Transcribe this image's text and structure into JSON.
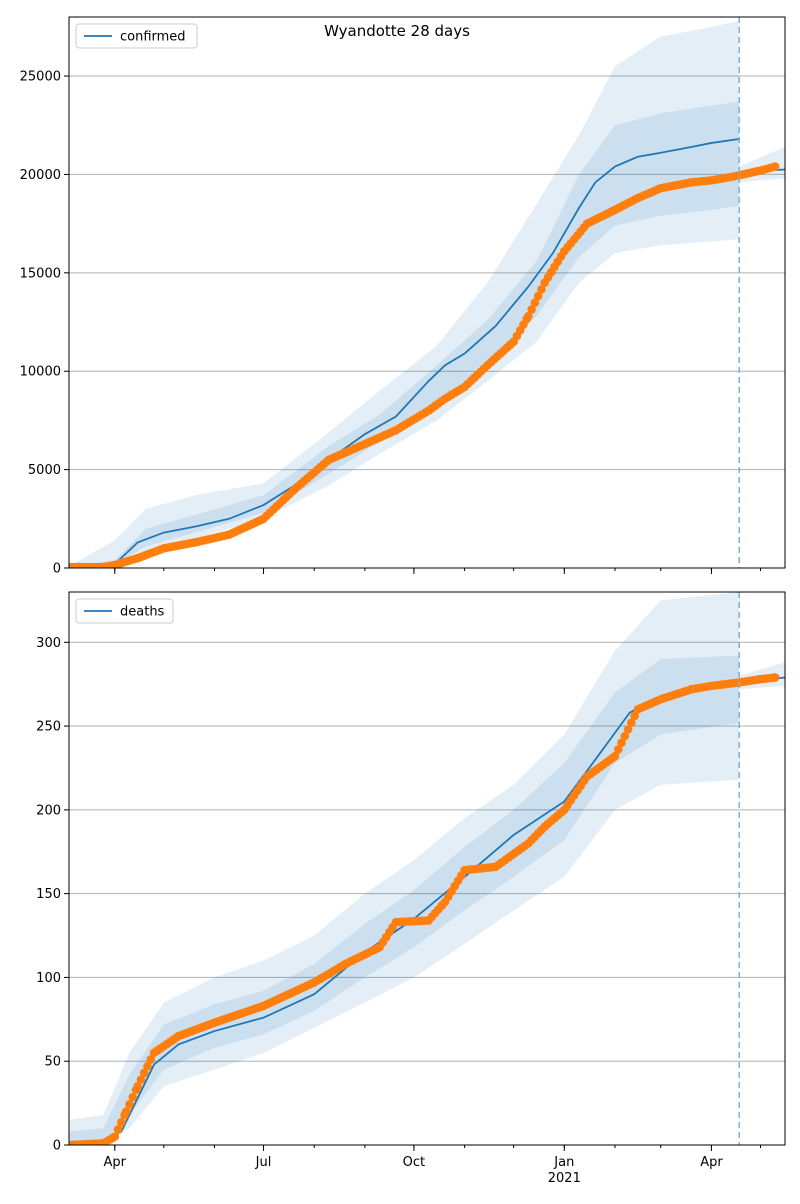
{
  "title": "Wyandotte 28 days",
  "colors": {
    "model": "#1f77b4",
    "observed": "#ff7f0e",
    "band": "#1f77b4",
    "grid": "#b0b0b0",
    "forecast_line": "#7fb0d5"
  },
  "x_ticks": [
    {
      "date": "2020-04-01",
      "label": "Apr"
    },
    {
      "date": "2020-07-01",
      "label": "Jul"
    },
    {
      "date": "2020-10-01",
      "label": "Oct"
    },
    {
      "date": "2021-01-01",
      "label": "Jan",
      "sublabel": "2021"
    },
    {
      "date": "2021-04-01",
      "label": "Apr"
    }
  ],
  "chart_data": [
    {
      "type": "line",
      "legend": "confirmed",
      "legend_position": "top-left",
      "grid": "horizontal",
      "xlim": [
        "2020-03-04",
        "2021-05-16"
      ],
      "ylim": [
        0,
        28000
      ],
      "yticks": [
        0,
        5000,
        10000,
        15000,
        20000,
        25000
      ],
      "forecast_date": "2021-04-18",
      "series": [
        {
          "name": "confirmed",
          "role": "model",
          "x": [
            "2020-03-04",
            "2020-03-20",
            "2020-04-01",
            "2020-04-15",
            "2020-05-01",
            "2020-05-20",
            "2020-06-10",
            "2020-07-01",
            "2020-07-20",
            "2020-08-10",
            "2020-09-01",
            "2020-09-20",
            "2020-10-10",
            "2020-10-20",
            "2020-11-01",
            "2020-11-20",
            "2020-12-10",
            "2020-12-25",
            "2021-01-10",
            "2021-01-20",
            "2021-02-01",
            "2021-02-15",
            "2021-03-01",
            "2021-03-20",
            "2021-04-01",
            "2021-04-18"
          ],
          "y": [
            0,
            0,
            200,
            1300,
            1800,
            2100,
            2500,
            3200,
            4200,
            5500,
            6800,
            7700,
            9500,
            10300,
            10900,
            12300,
            14300,
            16000,
            18300,
            19600,
            20400,
            20900,
            21100,
            21400,
            21600,
            21800
          ]
        },
        {
          "name": "forecast",
          "role": "model",
          "x": [
            "2021-04-18",
            "2021-04-25",
            "2021-05-05",
            "2021-05-16"
          ],
          "y": [
            20000,
            20100,
            20200,
            20250
          ]
        },
        {
          "name": "observed",
          "role": "observed",
          "x": [
            "2020-03-04",
            "2020-03-25",
            "2020-04-01",
            "2020-04-15",
            "2020-05-01",
            "2020-05-20",
            "2020-06-10",
            "2020-07-01",
            "2020-07-20",
            "2020-08-10",
            "2020-09-01",
            "2020-09-20",
            "2020-10-10",
            "2020-10-20",
            "2020-11-01",
            "2020-11-15",
            "2020-12-01",
            "2020-12-10",
            "2020-12-20",
            "2021-01-01",
            "2021-01-15",
            "2021-02-01",
            "2021-02-15",
            "2021-03-01",
            "2021-03-20",
            "2021-04-01",
            "2021-04-15",
            "2021-05-01",
            "2021-05-10"
          ],
          "y": [
            50,
            50,
            150,
            500,
            1000,
            1300,
            1700,
            2500,
            4000,
            5500,
            6300,
            7000,
            8000,
            8600,
            9200,
            10300,
            11500,
            12800,
            14500,
            16100,
            17500,
            18200,
            18800,
            19300,
            19600,
            19700,
            19900,
            20200,
            20400
          ]
        },
        {
          "name": "band-outer",
          "role": "band",
          "x": [
            "2020-03-04",
            "2020-04-01",
            "2020-04-20",
            "2020-05-20",
            "2020-07-01",
            "2020-08-10",
            "2020-09-10",
            "2020-10-15",
            "2020-11-15",
            "2020-12-15",
            "2021-01-10",
            "2021-02-01",
            "2021-03-01",
            "2021-04-01",
            "2021-04-18"
          ],
          "low": [
            0,
            50,
            800,
            1500,
            2500,
            4200,
            5800,
            7500,
            9500,
            11500,
            14500,
            16000,
            16400,
            16600,
            16700
          ],
          "high": [
            100,
            1400,
            3000,
            3700,
            4300,
            6900,
            9000,
            11300,
            14500,
            18500,
            22000,
            25500,
            27000,
            27500,
            27800
          ]
        },
        {
          "name": "band-inner",
          "role": "band",
          "x": [
            "2020-03-04",
            "2020-04-01",
            "2020-04-20",
            "2020-05-20",
            "2020-07-01",
            "2020-08-10",
            "2020-09-10",
            "2020-10-15",
            "2020-11-15",
            "2020-12-15",
            "2021-01-10",
            "2021-02-01",
            "2021-03-01",
            "2021-04-01",
            "2021-04-18"
          ],
          "low": [
            0,
            150,
            1100,
            1800,
            2800,
            4800,
            6400,
            8200,
            10400,
            12800,
            15800,
            17400,
            17900,
            18200,
            18400
          ],
          "high": [
            50,
            400,
            2000,
            2700,
            3700,
            6200,
            7800,
            10300,
            12600,
            15600,
            20000,
            22500,
            23100,
            23500,
            23700
          ]
        },
        {
          "name": "band-future",
          "role": "band",
          "x": [
            "2021-04-18",
            "2021-05-16"
          ],
          "low": [
            19600,
            19800
          ],
          "high": [
            20400,
            21400
          ]
        }
      ]
    },
    {
      "type": "line",
      "legend": "deaths",
      "legend_position": "top-left",
      "grid": "horizontal",
      "xlim": [
        "2020-03-04",
        "2021-05-16"
      ],
      "ylim": [
        0,
        330
      ],
      "yticks": [
        0,
        50,
        100,
        150,
        200,
        250,
        300
      ],
      "forecast_date": "2021-04-18",
      "series": [
        {
          "name": "deaths",
          "role": "model",
          "x": [
            "2020-03-04",
            "2020-03-25",
            "2020-04-05",
            "2020-04-15",
            "2020-04-25",
            "2020-05-10",
            "2020-06-01",
            "2020-07-01",
            "2020-08-01",
            "2020-09-01",
            "2020-10-01",
            "2020-11-01",
            "2020-12-01",
            "2021-01-01",
            "2021-01-20",
            "2021-02-10",
            "2021-03-01",
            "2021-03-20",
            "2021-04-18"
          ],
          "y": [
            0,
            2,
            8,
            28,
            48,
            60,
            68,
            76,
            90,
            115,
            135,
            160,
            185,
            205,
            230,
            258,
            268,
            272,
            275
          ]
        },
        {
          "name": "forecast",
          "role": "model",
          "x": [
            "2021-04-18",
            "2021-05-16"
          ],
          "y": [
            276,
            279
          ]
        },
        {
          "name": "observed",
          "role": "observed",
          "x": [
            "2020-03-04",
            "2020-03-25",
            "2020-04-01",
            "2020-04-08",
            "2020-04-15",
            "2020-04-25",
            "2020-05-10",
            "2020-06-01",
            "2020-07-01",
            "2020-08-01",
            "2020-08-20",
            "2020-09-10",
            "2020-09-20",
            "2020-10-10",
            "2020-10-20",
            "2020-11-01",
            "2020-11-20",
            "2020-12-10",
            "2020-12-20",
            "2021-01-01",
            "2021-01-15",
            "2021-02-01",
            "2021-02-15",
            "2021-03-01",
            "2021-03-20",
            "2021-04-01",
            "2021-04-18",
            "2021-05-01",
            "2021-05-10"
          ],
          "y": [
            0,
            1,
            5,
            20,
            35,
            55,
            65,
            73,
            83,
            97,
            108,
            118,
            133,
            134,
            145,
            164,
            166,
            180,
            190,
            200,
            220,
            232,
            260,
            266,
            272,
            274,
            276,
            278,
            279
          ]
        },
        {
          "name": "band-outer",
          "role": "band",
          "x": [
            "2020-03-04",
            "2020-03-25",
            "2020-04-10",
            "2020-05-01",
            "2020-06-01",
            "2020-07-01",
            "2020-08-01",
            "2020-09-01",
            "2020-10-01",
            "2020-11-01",
            "2020-12-01",
            "2021-01-01",
            "2021-02-01",
            "2021-03-01",
            "2021-04-18"
          ],
          "low": [
            0,
            0,
            10,
            35,
            45,
            55,
            70,
            85,
            100,
            120,
            140,
            160,
            200,
            215,
            218
          ],
          "high": [
            15,
            18,
            55,
            85,
            100,
            110,
            125,
            150,
            170,
            195,
            215,
            245,
            295,
            325,
            330
          ]
        },
        {
          "name": "band-inner",
          "role": "band",
          "x": [
            "2020-03-04",
            "2020-03-25",
            "2020-04-10",
            "2020-05-01",
            "2020-06-01",
            "2020-07-01",
            "2020-08-01",
            "2020-09-01",
            "2020-10-01",
            "2020-11-01",
            "2020-12-01",
            "2021-01-01",
            "2021-02-01",
            "2021-03-01",
            "2021-04-18"
          ],
          "low": [
            0,
            1,
            18,
            45,
            58,
            66,
            80,
            100,
            118,
            140,
            160,
            182,
            228,
            245,
            252
          ],
          "high": [
            8,
            10,
            42,
            72,
            84,
            92,
            108,
            132,
            152,
            178,
            200,
            228,
            270,
            290,
            292
          ]
        },
        {
          "name": "band-future",
          "role": "band",
          "x": [
            "2021-04-18",
            "2021-05-16"
          ],
          "low": [
            272,
            274
          ],
          "high": [
            280,
            288
          ]
        }
      ]
    }
  ]
}
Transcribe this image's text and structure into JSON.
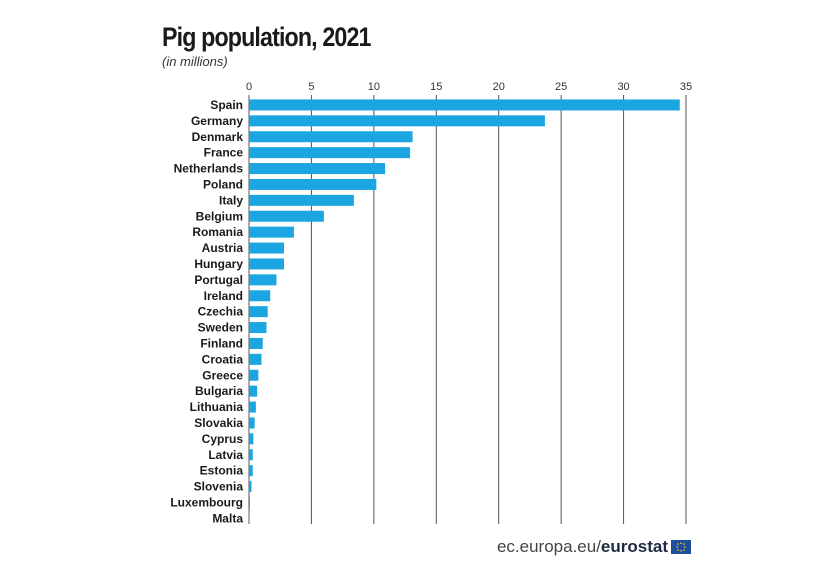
{
  "title": "Pig population, 2021",
  "subtitle": "(in millions)",
  "footer": {
    "site": "ec.europa.eu/",
    "brand": "eurostat",
    "flag_icon": "eu-flag-icon"
  },
  "colors": {
    "bar": "#1ba6e1",
    "grid": "#555555",
    "text": "#1a1a1a"
  },
  "chart_data": {
    "type": "bar",
    "orientation": "horizontal",
    "title": "Pig population, 2021",
    "subtitle": "(in millions)",
    "categories": [
      "Spain",
      "Germany",
      "Denmark",
      "France",
      "Netherlands",
      "Poland",
      "Italy",
      "Belgium",
      "Romania",
      "Austria",
      "Hungary",
      "Portugal",
      "Ireland",
      "Czechia",
      "Sweden",
      "Finland",
      "Croatia",
      "Greece",
      "Bulgaria",
      "Lithuania",
      "Slovakia",
      "Cyprus",
      "Latvia",
      "Estonia",
      "Slovenia",
      "Luxembourg",
      "Malta"
    ],
    "values": [
      34.5,
      23.7,
      13.1,
      12.9,
      10.9,
      10.2,
      8.4,
      6.0,
      3.6,
      2.8,
      2.8,
      2.2,
      1.7,
      1.5,
      1.4,
      1.1,
      1.0,
      0.75,
      0.65,
      0.55,
      0.45,
      0.35,
      0.3,
      0.3,
      0.2,
      0.08,
      0.04
    ],
    "xticks": [
      0,
      5,
      10,
      15,
      20,
      25,
      30,
      35
    ],
    "xlim": [
      0,
      35
    ],
    "xlabel": "",
    "ylabel": "",
    "grid": true,
    "legend": "none"
  }
}
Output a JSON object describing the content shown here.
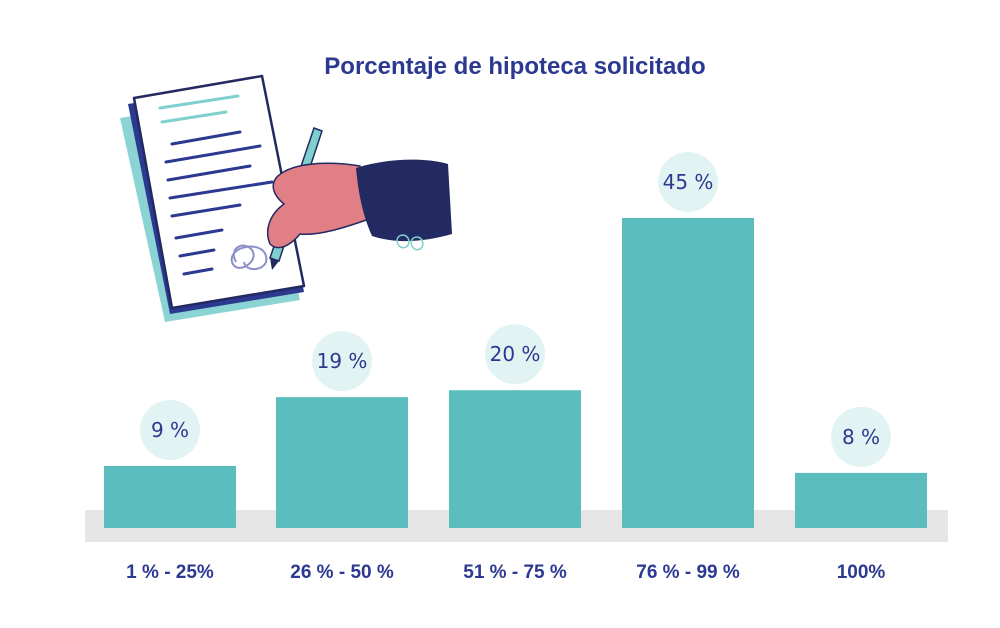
{
  "colors": {
    "bar": "#5bbdbe",
    "label_bubble": "#e2f3f3",
    "text": "#2b3990",
    "baseline_band": "#e6e6e6",
    "hand_skin": "#e07f86",
    "sleeve": "#232a62",
    "document": "#2b3990",
    "pen": "#7fcfcf"
  },
  "illustration": {
    "name": "hand-signing-document",
    "icon": "signing-document-illustration"
  },
  "chart_data": {
    "type": "bar",
    "title": "Porcentaje de hipoteca solicitado",
    "xlabel": "",
    "ylabel": "",
    "grid": false,
    "legend": "none",
    "ylim": [
      0,
      50
    ],
    "categories": [
      "1 % - 25%",
      "26 % - 50 %",
      "51 % - 75 %",
      "76 % - 99 %",
      "100%"
    ],
    "values": [
      9,
      19,
      20,
      45,
      8
    ],
    "value_labels": [
      "9 %",
      "19 %",
      "20 %",
      "45 %",
      "8 %"
    ]
  }
}
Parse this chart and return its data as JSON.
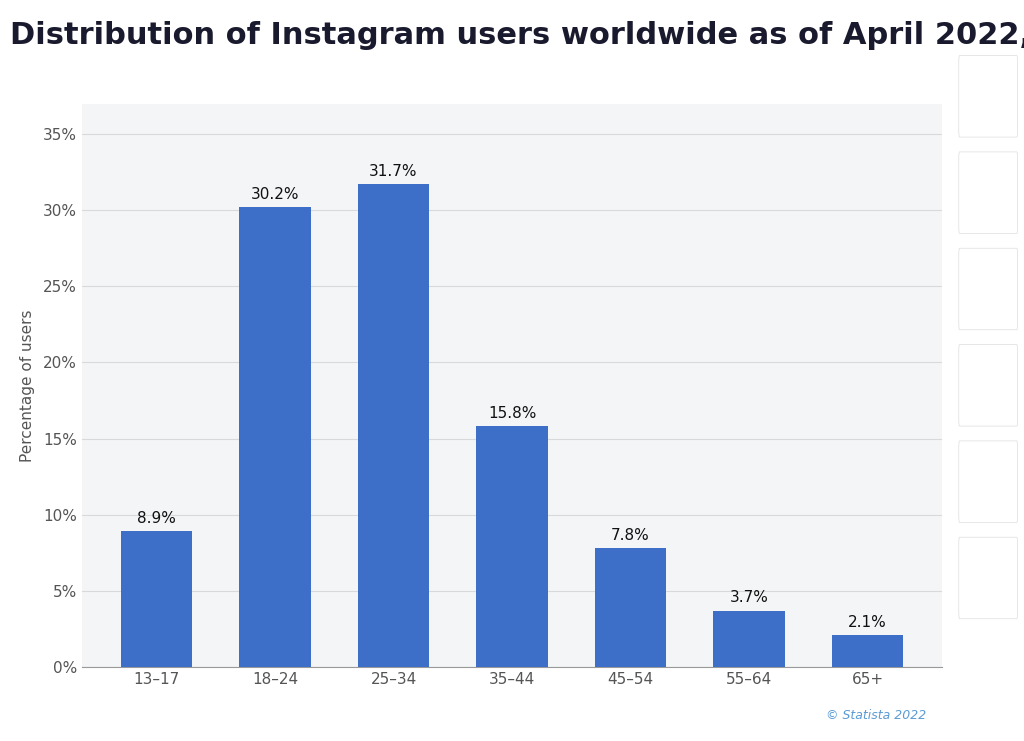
{
  "title": "Distribution of Instagram users worldwide as of April 2022,",
  "categories": [
    "13–17",
    "18–24",
    "25–34",
    "35–44",
    "45–54",
    "55–64",
    "65+"
  ],
  "values": [
    8.9,
    30.2,
    31.7,
    15.8,
    7.8,
    3.7,
    2.1
  ],
  "bar_color": "#3d6fc8",
  "ylabel": "Percentage of users",
  "ylim": [
    0,
    37
  ],
  "yticks": [
    0,
    5,
    10,
    15,
    20,
    25,
    30,
    35
  ],
  "ytick_labels": [
    "0%",
    "5%",
    "10%",
    "15%",
    "20%",
    "25%",
    "30%",
    "35%"
  ],
  "background_color": "#ffffff",
  "plot_background_color": "#f4f5f7",
  "grid_color": "#d8d9db",
  "title_fontsize": 22,
  "label_fontsize": 11,
  "tick_fontsize": 11,
  "annotation_fontsize": 11,
  "annotation_color": "#111111",
  "statista_text": "© Statista 2022",
  "statista_color": "#5b9bd5",
  "sidebar_color": "#f0f1f3",
  "sidebar_icon_color": "#2c3e6b"
}
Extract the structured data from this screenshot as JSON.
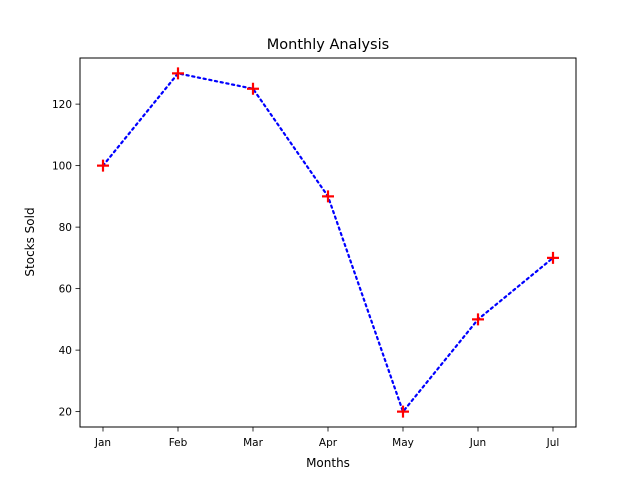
{
  "chart_data": {
    "type": "line",
    "title": "Monthly Analysis",
    "xlabel": "Months",
    "ylabel": "Stocks Sold",
    "categories": [
      "Jan",
      "Feb",
      "Mar",
      "Apr",
      "May",
      "Jun",
      "Jul"
    ],
    "series": [
      {
        "values": [
          100,
          130,
          125,
          90,
          20,
          50,
          70
        ],
        "line_color": "#0000ff",
        "line_style": "dotted",
        "marker": "plus",
        "marker_color": "#ff0000"
      }
    ],
    "ylim": [
      15,
      135
    ],
    "yticks": [
      20,
      40,
      60,
      80,
      100,
      120
    ],
    "grid": false,
    "legend": false
  }
}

THE EXERCISE: Find how many lines in the listing contain the word "millions" and give that count alone.

EXERCISE RESPONSE: 2